**Saved entries**.
(begin)

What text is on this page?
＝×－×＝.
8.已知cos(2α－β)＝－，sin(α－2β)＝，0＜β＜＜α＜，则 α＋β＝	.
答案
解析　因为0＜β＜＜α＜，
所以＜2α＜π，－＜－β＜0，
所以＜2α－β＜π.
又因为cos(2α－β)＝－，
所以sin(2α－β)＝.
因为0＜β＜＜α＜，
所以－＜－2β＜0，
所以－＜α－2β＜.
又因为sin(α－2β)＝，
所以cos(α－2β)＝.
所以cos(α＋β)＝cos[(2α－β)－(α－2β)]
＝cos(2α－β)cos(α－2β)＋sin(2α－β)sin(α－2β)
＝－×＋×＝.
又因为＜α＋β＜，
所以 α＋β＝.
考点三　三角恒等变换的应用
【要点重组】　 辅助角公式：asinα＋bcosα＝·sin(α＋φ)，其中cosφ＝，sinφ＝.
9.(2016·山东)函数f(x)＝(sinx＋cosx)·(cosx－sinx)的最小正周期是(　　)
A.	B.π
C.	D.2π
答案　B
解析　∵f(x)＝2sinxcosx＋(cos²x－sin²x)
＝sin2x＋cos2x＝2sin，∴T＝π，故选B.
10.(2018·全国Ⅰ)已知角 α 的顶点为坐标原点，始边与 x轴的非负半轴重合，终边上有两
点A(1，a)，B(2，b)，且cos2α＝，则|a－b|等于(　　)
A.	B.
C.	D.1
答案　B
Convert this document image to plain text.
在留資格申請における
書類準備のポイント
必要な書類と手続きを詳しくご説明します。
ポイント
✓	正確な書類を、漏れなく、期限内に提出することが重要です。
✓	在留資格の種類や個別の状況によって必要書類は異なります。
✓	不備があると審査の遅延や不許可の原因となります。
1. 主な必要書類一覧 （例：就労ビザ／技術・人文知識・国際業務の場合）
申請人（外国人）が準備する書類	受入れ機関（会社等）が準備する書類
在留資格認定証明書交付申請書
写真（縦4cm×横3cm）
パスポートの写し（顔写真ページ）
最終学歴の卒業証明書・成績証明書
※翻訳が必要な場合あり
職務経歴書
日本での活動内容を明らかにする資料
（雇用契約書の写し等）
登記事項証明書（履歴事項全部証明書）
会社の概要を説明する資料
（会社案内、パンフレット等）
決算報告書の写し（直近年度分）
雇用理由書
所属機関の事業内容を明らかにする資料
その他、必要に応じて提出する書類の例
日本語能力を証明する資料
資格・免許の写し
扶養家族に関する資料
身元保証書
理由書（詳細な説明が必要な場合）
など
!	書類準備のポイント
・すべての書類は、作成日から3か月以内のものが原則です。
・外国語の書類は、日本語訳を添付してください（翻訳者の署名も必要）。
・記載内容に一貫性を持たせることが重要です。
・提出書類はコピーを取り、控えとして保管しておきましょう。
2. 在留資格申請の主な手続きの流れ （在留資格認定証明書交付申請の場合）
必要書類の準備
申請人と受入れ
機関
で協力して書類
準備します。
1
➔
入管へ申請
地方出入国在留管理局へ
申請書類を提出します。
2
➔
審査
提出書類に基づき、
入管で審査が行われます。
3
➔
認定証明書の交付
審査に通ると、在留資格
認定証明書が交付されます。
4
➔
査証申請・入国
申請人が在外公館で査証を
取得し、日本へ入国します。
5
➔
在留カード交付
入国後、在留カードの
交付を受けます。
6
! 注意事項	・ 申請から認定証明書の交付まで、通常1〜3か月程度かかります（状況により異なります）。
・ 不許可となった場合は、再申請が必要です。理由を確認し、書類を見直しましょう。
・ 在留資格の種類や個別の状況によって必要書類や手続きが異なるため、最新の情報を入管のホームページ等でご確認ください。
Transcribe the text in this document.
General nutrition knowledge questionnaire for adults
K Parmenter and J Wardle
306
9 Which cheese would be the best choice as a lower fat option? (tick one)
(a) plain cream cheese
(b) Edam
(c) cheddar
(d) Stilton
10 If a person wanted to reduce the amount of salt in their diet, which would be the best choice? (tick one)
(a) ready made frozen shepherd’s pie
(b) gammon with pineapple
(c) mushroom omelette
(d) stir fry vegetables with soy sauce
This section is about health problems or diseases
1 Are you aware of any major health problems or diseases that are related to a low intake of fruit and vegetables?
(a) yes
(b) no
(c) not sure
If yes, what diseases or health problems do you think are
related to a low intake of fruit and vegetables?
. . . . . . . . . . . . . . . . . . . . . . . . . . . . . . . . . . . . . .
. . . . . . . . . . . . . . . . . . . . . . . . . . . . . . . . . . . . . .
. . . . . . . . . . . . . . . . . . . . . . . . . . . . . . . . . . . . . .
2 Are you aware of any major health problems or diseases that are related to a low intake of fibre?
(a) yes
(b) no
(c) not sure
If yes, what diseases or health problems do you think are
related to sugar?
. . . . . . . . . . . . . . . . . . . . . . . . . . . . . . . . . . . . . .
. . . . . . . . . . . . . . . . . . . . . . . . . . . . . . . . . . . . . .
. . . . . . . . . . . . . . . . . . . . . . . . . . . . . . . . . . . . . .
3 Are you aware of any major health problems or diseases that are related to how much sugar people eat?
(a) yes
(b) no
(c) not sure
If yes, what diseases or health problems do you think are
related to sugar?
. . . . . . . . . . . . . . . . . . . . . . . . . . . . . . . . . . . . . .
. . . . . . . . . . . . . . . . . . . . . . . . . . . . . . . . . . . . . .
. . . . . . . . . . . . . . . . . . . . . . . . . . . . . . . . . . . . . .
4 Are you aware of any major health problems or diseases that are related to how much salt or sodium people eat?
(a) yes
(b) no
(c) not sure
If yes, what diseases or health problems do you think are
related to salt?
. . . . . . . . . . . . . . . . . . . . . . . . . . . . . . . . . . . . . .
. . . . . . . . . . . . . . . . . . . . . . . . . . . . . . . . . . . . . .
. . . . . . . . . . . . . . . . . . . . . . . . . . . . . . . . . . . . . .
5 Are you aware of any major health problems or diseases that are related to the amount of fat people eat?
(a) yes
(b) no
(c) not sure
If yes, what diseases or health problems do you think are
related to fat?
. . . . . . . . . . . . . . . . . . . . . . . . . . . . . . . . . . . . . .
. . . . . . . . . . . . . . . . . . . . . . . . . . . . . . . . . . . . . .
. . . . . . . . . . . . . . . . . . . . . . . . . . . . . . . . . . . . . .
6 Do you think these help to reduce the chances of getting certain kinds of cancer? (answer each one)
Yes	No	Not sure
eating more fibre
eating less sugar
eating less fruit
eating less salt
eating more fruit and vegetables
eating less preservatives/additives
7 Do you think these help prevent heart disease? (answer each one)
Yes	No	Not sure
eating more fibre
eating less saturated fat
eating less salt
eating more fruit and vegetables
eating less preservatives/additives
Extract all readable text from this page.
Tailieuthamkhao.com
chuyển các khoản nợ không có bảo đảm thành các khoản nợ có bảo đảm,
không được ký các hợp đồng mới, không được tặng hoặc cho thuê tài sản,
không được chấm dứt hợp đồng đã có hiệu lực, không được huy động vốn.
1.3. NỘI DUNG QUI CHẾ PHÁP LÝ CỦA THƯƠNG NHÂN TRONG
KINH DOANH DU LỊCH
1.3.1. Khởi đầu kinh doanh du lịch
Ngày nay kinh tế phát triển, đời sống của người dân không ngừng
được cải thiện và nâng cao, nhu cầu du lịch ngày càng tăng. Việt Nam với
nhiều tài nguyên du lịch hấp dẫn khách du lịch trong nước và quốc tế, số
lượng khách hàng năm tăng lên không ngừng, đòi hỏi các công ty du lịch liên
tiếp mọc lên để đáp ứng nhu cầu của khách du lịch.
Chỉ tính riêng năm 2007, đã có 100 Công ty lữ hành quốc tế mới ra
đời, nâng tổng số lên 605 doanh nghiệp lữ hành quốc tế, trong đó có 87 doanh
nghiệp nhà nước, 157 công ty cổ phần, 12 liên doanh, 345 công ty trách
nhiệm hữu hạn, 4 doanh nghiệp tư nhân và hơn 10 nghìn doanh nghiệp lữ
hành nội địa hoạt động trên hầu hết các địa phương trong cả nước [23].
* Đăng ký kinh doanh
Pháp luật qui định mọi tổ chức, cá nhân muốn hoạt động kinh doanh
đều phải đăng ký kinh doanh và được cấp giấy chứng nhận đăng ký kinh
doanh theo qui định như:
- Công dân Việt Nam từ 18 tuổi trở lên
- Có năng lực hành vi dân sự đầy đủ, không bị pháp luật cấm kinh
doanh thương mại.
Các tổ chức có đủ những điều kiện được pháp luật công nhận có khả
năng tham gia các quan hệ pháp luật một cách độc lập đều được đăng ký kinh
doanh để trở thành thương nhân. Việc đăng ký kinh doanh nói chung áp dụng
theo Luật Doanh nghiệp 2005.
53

(end)

**What you need to do**. Output nothing but the number of lines in the data containing the string "được".

**Task answer**. 6